## Texte fourni
++++
D) Le contrôle du juge
Le salarié peut saisir le conseil de Prud’hommes qui contrôle le respect de la procédure, l’existence des faits reprochés, la qualification de la faute et la sanction.
Le juge peut annuler une sanction (sauf licenciement) pour :
- Irrégularité de forme ;
- Sanction injustifiée ;
- Sanction disproportionnée par rapport à la faute (l’employeur peut alors infliger une novelle sanction).
Le juge peut condamner l’employeur à réparer le préjudice subi (ex. indemnités de licenciement abusif, paiement des jours de mise à pied…).
Il peut annuler la sanction sauf en cas de licenciement.

III) Les limites aux pouvoirs de l'employeur
A) Les limites au pouvoir disciplinaire
L’employeur ne peut pas :
- Se servir d’un motif tiré de la vie privée du salarié (sauf s’il est à l’origine d’un trouble caractérisé au sein de l’entreprise) ;
- Prendre des mesures discriminatoires en raison de l’origine, du sexe, de l’appartenance religieuse… du salarié ;
- Imposer une modification du contrat de travail à titre de sanction.
B) Les limites au pouvoir de surveillance
1) La réglementation de la surveillance
L’employeur peut surveiller ses salariés à condition :
- De les avertir des dispositifs de surveillance (caméra, inspecteurs…) ;
- De consulter le comité d’entreprise ;
- De faire une notification à la CNIL (Commission nationale informatique et libertés) ;
- D’utiliser des moyens de surveillance proportionnés au but recherché.
++++
## À vous
Poursuivez le texte sur les limites aux pouvoirs de l'employeur à partir de sa dernière phrase.

## Lignes de données
++++
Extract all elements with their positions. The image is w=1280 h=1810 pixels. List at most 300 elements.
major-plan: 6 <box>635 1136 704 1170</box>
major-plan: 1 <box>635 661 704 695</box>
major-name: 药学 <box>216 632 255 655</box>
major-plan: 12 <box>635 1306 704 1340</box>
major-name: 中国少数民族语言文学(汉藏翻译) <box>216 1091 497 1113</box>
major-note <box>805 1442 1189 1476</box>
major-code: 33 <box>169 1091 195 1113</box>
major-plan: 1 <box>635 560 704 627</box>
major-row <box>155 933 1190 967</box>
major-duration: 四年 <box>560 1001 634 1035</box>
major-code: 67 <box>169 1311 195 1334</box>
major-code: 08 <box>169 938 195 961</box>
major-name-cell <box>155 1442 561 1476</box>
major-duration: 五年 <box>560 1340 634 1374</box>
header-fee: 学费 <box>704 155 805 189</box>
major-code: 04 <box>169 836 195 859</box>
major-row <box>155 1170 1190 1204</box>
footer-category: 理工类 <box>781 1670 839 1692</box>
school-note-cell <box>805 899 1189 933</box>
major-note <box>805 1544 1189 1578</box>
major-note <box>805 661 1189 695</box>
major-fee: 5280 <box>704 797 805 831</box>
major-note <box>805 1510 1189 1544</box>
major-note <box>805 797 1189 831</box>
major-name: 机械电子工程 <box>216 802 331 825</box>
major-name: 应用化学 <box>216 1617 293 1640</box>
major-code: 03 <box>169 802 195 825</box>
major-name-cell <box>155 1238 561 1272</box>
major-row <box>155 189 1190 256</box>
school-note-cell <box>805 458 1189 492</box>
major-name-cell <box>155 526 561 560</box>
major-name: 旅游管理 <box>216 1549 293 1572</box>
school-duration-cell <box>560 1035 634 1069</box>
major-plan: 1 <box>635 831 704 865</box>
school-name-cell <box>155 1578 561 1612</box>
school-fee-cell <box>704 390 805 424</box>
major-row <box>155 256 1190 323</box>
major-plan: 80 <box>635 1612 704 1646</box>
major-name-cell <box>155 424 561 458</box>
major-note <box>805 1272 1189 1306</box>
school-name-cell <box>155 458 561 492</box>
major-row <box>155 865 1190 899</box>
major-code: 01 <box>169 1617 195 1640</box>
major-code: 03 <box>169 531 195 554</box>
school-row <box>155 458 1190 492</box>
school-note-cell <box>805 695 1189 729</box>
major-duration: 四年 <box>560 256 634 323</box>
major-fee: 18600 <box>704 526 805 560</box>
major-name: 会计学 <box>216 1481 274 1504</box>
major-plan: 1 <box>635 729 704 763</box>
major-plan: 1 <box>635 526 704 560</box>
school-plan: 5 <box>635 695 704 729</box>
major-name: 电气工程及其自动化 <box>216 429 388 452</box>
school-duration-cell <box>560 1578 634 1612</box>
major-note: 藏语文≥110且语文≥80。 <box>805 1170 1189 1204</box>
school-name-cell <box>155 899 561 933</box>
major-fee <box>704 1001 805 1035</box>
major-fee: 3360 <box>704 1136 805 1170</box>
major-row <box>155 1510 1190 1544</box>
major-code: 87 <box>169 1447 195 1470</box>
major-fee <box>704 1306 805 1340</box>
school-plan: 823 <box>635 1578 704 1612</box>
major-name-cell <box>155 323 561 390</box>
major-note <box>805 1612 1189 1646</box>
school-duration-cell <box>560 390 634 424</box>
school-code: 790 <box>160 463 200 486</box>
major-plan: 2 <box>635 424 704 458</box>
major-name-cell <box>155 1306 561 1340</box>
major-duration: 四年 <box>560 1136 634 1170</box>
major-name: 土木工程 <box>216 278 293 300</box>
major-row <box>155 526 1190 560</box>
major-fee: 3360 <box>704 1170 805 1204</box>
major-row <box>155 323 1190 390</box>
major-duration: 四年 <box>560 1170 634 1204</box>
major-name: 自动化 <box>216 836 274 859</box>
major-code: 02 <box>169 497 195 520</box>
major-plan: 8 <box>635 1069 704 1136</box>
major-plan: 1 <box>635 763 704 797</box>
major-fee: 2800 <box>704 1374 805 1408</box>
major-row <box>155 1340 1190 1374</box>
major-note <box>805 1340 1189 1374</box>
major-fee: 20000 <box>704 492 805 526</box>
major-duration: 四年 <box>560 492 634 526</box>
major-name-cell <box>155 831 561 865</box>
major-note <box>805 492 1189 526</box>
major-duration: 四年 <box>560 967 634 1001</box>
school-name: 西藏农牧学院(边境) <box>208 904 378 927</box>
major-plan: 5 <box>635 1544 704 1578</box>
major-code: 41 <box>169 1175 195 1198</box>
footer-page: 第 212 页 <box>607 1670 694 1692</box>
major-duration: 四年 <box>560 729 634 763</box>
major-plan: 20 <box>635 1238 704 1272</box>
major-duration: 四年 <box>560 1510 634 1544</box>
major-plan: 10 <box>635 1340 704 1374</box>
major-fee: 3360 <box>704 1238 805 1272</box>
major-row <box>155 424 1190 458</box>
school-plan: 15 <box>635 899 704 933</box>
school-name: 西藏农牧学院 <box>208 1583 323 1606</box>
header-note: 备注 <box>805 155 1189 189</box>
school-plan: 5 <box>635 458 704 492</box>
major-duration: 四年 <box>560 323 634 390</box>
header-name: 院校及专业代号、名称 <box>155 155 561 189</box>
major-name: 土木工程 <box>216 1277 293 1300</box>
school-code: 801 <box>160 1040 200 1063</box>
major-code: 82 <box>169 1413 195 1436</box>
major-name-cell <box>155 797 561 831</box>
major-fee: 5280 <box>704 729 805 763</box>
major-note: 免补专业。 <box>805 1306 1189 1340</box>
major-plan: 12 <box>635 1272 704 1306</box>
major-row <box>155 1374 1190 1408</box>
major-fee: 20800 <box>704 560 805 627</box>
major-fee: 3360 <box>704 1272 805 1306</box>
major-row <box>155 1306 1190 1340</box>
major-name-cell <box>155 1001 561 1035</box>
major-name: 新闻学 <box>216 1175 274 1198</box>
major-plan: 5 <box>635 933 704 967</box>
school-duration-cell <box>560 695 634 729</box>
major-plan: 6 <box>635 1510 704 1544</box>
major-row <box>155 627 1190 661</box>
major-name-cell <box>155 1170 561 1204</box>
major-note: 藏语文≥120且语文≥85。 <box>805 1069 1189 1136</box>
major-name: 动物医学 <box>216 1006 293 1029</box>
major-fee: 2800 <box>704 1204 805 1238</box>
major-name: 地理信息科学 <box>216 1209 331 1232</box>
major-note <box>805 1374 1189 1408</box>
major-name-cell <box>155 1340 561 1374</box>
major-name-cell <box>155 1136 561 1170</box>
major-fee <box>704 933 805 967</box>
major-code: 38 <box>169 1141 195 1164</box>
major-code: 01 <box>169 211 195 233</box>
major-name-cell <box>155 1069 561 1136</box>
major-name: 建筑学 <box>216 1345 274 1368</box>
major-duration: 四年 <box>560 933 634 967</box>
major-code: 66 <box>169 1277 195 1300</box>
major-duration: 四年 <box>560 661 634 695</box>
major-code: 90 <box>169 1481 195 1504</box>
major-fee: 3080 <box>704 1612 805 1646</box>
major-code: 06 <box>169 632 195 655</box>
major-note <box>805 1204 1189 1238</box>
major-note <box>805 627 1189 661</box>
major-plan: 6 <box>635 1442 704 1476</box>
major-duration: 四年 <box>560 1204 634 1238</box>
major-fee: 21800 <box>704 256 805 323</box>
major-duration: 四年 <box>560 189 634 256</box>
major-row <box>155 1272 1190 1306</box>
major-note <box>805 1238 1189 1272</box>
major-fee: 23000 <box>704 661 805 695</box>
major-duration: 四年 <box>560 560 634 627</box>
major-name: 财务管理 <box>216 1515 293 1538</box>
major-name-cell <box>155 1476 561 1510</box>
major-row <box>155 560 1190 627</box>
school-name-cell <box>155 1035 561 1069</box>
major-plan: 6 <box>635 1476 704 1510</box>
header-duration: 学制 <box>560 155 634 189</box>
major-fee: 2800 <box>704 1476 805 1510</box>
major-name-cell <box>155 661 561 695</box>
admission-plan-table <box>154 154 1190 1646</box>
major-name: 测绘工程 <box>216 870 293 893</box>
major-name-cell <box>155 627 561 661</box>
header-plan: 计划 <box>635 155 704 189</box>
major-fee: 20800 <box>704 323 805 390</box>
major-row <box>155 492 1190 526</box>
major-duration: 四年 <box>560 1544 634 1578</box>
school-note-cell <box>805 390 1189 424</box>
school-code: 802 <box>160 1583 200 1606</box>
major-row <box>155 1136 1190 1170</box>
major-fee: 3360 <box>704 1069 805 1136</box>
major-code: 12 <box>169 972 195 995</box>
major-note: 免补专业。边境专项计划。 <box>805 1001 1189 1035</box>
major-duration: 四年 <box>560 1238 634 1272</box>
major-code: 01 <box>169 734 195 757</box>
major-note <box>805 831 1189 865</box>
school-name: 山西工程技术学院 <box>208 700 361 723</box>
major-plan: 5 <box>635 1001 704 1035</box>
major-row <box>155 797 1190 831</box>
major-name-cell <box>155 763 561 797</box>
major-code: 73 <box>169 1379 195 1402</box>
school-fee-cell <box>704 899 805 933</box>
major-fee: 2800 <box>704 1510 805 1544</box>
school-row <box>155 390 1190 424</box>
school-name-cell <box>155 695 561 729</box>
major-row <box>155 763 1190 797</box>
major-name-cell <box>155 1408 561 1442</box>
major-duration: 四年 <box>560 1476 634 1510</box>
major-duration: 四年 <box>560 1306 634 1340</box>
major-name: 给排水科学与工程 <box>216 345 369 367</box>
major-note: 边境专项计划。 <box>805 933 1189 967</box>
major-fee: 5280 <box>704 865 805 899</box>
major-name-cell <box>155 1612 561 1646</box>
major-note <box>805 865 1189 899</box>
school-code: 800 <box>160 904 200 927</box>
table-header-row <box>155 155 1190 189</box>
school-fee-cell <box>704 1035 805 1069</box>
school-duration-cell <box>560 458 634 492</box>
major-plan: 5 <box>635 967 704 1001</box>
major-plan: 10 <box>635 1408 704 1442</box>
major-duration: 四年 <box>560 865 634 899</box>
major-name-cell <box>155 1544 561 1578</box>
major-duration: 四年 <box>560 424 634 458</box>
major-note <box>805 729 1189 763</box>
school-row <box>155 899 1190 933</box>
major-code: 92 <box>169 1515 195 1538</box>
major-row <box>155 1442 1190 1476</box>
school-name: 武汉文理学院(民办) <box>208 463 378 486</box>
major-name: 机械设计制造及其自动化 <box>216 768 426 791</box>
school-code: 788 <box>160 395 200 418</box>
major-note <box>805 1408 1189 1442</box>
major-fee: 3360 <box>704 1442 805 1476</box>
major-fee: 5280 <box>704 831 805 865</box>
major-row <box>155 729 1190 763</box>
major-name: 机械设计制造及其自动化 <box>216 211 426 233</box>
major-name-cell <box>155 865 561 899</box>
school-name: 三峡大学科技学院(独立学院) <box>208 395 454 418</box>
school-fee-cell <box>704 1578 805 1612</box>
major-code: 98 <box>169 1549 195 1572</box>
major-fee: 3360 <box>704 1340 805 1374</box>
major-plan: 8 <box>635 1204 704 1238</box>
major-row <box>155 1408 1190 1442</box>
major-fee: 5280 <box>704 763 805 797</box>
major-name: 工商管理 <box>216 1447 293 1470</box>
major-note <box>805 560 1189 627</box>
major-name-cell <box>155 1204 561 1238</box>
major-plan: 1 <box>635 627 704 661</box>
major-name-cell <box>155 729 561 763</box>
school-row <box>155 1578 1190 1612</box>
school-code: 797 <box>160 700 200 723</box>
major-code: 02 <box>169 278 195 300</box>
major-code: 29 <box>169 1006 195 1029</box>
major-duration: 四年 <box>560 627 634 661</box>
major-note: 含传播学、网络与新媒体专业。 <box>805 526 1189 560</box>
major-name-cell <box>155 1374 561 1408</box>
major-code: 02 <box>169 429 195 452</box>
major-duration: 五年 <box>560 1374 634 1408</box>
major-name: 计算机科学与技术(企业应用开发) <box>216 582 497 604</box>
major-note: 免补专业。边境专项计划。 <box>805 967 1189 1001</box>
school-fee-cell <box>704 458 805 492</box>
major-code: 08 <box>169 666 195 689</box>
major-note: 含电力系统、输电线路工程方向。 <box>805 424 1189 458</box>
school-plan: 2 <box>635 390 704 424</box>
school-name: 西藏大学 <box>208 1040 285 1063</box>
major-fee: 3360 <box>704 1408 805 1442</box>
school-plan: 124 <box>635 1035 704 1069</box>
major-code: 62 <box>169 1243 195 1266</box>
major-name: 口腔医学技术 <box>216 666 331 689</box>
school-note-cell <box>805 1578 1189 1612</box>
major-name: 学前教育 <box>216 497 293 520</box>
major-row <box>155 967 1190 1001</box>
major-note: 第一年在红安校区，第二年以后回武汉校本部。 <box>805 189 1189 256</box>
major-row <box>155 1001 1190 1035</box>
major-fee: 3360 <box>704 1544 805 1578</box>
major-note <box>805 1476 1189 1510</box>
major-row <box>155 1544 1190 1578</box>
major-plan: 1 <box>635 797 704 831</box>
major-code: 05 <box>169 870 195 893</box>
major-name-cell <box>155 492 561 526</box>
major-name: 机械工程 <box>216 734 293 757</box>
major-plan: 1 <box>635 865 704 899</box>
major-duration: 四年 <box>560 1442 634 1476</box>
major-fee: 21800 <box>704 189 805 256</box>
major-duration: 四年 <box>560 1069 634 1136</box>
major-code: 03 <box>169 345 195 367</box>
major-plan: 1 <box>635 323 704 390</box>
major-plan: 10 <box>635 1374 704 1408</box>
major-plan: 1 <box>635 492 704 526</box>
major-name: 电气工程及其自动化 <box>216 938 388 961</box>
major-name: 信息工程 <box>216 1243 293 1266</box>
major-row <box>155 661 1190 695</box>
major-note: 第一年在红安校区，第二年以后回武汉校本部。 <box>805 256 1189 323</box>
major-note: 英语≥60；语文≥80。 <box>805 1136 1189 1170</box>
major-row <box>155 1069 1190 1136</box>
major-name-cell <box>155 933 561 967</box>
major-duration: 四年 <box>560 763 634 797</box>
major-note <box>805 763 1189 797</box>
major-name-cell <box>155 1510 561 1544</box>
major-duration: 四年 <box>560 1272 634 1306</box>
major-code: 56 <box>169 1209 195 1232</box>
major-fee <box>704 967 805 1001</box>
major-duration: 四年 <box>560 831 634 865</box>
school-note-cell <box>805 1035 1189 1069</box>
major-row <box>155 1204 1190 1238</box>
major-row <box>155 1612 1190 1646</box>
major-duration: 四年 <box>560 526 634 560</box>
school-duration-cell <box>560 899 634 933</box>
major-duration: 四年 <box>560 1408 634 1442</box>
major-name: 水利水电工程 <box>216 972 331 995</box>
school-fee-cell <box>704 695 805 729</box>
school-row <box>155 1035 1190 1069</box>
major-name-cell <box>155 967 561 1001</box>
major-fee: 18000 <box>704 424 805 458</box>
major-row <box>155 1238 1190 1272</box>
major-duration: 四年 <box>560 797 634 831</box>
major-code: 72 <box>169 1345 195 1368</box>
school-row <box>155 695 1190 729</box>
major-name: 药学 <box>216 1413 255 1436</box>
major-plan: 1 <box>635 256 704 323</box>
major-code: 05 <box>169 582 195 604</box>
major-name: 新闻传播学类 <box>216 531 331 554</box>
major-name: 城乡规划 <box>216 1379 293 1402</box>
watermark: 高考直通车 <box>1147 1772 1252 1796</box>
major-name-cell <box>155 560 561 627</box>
++++
## Réponse attendue
Rq – l’employeur peut interdire au salarié de recevoir et envoyer des e-mails personnels (à condition que cette interdiction ne soit pas absolue). Toutefois, même en cas d’interdiction, l’employeur ne peut ouvrir un fichier intitulé « personnel » car il s’agirait d’une atteinte à la vie privée.
2) La contre-visite médicale
En cas d’arrêt maladie, l’employeur peut demander à un médecin de vérifier que l’arrêt de travail est justifié. Si ce n’est pas le cas, il peut refuser de payer le complément de salaire mais il ne pourra pas prendre de sanction disciplinaire.
C) L’interdiction du harcèlement
1) Le harcèlement sexuel
Définition :
Fait pour tout individu de harceler autrui par des agissements dans le but d’obtenir des faveurs de nature sexuelle à son profit ou au profit d’un tiers.
- Aucun salarié ou candidat à un emploi ne peut être sanctionné s’il a subi ou refusé de subir un harcèlement ou s’il a témoigné des agissements en question ;
- Les salariés victimes ou témoins de harcèlement peuvent saisir le conseil de Prud’hommes pour le faire cesser et demander réparation du préjudice subi ;
- Le salarié doit établir les faits permettant de présumer l’existence du harcèlement. C’est alors à la personne accusée de prouver qu’il n’y a pas harcèlement ;
- Le harcèlement est passible de sanctions disciplinaires dites pénales.
2) Le harcèlement moral
Définition :
Agissements répétés qui ont pour objet ou pour effet une dégradation des conditions de travail susceptibles de porter atteinte aux droits du salarié au travail et à sa dignité, d’altérer sa santé physique ou de compromettre son avenir professionnel.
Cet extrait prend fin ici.